┌──
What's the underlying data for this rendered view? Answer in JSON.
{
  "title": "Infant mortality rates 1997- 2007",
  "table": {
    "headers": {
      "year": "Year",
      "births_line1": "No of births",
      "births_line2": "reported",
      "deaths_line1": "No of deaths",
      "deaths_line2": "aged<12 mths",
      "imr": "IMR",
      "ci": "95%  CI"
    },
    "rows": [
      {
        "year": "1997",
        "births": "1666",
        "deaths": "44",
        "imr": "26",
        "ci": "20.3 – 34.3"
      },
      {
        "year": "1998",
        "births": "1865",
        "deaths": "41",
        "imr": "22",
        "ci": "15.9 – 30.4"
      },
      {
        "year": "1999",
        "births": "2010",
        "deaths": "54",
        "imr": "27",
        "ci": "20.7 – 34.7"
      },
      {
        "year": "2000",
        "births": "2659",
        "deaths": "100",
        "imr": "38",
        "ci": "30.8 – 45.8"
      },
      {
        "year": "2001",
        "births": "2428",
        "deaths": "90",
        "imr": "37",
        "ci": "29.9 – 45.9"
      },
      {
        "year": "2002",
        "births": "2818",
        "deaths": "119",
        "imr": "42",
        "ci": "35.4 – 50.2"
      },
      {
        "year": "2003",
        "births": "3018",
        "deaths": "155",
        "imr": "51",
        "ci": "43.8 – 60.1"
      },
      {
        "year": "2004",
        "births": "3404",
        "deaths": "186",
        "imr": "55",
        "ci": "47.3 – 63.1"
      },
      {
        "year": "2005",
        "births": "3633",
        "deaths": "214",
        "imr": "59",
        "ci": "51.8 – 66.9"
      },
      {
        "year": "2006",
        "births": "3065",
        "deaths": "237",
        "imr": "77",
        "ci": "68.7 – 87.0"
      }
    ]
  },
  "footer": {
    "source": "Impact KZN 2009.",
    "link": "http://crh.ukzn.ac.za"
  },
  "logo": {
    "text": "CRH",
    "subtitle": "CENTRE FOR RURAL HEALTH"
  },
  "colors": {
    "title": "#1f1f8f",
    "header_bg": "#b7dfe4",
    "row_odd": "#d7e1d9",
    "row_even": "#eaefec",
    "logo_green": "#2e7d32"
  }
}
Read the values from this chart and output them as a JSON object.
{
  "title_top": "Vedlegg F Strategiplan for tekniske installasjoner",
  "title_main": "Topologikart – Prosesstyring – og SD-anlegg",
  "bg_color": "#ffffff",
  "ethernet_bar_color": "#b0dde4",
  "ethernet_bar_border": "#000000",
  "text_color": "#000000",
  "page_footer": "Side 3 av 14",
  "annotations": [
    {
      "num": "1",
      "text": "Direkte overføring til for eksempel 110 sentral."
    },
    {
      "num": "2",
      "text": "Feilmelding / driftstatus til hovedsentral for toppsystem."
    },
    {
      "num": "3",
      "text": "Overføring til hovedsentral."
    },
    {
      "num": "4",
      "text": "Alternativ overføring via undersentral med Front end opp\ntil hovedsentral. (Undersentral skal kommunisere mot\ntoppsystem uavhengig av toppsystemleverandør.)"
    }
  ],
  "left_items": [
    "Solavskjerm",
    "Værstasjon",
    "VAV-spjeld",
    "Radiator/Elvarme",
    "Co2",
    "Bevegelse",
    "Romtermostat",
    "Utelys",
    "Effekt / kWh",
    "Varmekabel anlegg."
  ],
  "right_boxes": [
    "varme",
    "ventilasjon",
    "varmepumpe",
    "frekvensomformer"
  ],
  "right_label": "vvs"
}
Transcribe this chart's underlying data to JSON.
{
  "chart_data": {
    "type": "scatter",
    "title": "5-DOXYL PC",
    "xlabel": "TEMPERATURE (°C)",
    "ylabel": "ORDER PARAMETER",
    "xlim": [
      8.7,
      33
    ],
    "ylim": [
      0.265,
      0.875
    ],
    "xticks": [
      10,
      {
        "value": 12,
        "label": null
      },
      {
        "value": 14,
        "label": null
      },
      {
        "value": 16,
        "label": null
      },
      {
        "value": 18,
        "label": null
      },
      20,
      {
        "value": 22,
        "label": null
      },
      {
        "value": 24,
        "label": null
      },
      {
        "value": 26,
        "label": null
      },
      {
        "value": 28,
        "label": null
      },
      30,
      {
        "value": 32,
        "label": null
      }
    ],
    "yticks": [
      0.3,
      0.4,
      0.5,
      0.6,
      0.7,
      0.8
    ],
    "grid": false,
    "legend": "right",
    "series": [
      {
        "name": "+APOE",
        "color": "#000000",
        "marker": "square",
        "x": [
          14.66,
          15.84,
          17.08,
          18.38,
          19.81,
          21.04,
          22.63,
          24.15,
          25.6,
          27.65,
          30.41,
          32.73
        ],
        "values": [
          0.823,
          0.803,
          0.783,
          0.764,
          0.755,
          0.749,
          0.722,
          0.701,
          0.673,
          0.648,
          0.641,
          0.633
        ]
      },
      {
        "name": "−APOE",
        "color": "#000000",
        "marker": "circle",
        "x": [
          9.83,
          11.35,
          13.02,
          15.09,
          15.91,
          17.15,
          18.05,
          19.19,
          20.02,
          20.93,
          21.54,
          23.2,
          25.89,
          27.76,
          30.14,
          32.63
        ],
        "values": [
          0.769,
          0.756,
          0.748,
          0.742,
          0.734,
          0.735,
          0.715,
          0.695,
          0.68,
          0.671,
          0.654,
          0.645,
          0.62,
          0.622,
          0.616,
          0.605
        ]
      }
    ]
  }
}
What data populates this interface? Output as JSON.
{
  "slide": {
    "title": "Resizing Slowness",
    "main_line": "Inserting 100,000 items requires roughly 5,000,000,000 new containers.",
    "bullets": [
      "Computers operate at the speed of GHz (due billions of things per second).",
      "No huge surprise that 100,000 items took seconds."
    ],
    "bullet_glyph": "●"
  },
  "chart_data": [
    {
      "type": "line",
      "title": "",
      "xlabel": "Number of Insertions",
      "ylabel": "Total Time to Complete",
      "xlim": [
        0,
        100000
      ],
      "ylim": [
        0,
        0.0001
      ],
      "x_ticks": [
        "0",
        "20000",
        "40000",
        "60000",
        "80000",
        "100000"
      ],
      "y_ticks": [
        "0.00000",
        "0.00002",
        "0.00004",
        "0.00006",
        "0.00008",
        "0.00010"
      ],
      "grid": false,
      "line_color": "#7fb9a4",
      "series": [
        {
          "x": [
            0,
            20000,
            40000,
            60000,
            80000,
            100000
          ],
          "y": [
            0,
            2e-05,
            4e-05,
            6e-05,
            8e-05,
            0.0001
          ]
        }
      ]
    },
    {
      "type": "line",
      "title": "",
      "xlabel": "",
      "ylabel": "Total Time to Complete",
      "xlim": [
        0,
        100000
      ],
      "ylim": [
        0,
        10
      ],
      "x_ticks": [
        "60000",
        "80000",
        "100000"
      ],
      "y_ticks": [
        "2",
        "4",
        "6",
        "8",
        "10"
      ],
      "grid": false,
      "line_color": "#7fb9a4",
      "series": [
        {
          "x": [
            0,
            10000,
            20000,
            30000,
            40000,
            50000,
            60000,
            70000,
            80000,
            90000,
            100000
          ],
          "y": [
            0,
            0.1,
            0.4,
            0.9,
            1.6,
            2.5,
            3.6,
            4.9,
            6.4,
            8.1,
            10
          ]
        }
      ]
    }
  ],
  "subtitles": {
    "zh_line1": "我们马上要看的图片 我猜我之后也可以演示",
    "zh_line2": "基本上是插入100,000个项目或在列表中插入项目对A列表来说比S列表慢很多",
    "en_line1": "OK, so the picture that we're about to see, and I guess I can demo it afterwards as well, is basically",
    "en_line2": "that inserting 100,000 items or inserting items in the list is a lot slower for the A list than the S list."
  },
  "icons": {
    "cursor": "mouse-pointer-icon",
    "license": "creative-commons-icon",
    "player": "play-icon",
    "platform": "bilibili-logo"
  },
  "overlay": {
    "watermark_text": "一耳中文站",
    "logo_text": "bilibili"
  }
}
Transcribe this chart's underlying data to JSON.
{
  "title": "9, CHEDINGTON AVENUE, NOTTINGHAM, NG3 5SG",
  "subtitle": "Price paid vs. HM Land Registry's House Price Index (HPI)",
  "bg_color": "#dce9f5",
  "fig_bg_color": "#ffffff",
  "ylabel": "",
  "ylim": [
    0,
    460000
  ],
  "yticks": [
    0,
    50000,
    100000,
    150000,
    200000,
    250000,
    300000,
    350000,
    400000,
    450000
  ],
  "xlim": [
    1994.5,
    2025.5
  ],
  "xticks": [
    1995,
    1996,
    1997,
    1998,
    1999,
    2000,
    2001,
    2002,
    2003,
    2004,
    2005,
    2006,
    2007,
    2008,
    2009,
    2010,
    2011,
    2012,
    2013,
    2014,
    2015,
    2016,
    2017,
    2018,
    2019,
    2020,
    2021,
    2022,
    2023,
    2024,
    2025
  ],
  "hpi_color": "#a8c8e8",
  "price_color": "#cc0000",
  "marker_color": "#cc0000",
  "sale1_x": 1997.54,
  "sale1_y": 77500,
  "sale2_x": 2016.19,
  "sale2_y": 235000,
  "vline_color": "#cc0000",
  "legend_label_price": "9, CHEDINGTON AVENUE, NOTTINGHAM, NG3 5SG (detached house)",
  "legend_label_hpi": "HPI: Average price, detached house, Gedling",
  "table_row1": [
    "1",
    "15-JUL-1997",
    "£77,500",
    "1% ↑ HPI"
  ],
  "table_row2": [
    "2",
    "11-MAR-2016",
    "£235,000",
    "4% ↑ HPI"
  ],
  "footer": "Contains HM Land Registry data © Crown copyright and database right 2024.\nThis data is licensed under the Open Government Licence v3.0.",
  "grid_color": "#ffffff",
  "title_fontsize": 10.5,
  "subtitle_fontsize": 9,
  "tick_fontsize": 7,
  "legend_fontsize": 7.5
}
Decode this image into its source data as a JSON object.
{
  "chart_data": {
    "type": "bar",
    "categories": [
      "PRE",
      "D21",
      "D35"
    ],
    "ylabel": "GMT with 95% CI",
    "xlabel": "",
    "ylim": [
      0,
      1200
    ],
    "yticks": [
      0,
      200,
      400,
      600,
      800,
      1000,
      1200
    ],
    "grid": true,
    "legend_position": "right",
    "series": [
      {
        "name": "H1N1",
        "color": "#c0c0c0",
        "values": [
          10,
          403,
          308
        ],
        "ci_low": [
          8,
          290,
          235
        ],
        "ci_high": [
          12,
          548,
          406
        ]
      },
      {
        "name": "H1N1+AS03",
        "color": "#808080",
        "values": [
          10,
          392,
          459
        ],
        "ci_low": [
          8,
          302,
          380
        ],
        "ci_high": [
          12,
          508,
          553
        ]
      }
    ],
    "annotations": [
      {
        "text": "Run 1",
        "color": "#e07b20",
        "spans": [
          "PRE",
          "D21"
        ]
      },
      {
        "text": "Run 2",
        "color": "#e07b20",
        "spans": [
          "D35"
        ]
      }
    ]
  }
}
└──
Instructions for the task » Go through the entries above and copy every line containing "CHEDINGTON".

Result of the exercise »
  "title": "9, CHEDINGTON AVENUE, NOTTINGHAM, NG3 5SG",
  "legend_label_price": "9, CHEDINGTON AVENUE, NOTTINGHAM, NG3 5SG (detached house)",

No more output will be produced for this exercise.